◆ DATA TO USE:

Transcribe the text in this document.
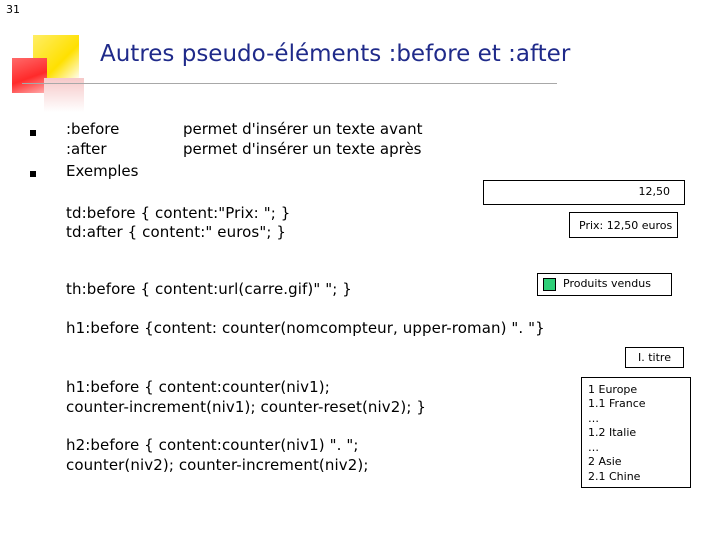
31
Autres pseudo-éléments :before et :after
:before	permet d'insérer un texte avant
:after	permet d'insérer un texte après
Exemples
td:before { content:"Prix: "; }
td:after { content:" euros"; }
th:before { content:url(carre.gif)" "; }
h1:before {content: counter(nomcompteur, upper-roman) ". "}
h1:before { content:counter(niv1);
counter-increment(niv1); counter-reset(niv2); }
h2:before { content:counter(niv1) ". ";
counter(niv2); counter-increment(niv2);
12,50
Prix: 12,50 euros
Produits vendus
I. titre
1 Europe
1.1 France
…
1.2 Italie
…
2 Asie
2.1 Chine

◆ GOAL: Copy all of the entries verbatim, leaving out any pictures they contain.

◆ THE SOLUTION:
Transcribe the text in this document.
31
Autres pseudo-éléments :before et :after
:before	permet d'insérer un texte avant
:after	permet d'insérer un texte après
Exemples
td:before { content:"Prix: "; }
td:after { content:" euros"; }
th:before { content:url(carre.gif)" "; }
h1:before {content: counter(nomcompteur, upper-roman) ". "}
h1:before { content:counter(niv1);
counter-increment(niv1); counter-reset(niv2); }
h2:before { content:counter(niv1) ". ";
counter(niv2); counter-increment(niv2);
12,50
Prix: 12,50 euros
Produits vendus
I. titre
1 Europe
1.1 France
…
1.2 Italie
…
2 Asie
2.1 Chine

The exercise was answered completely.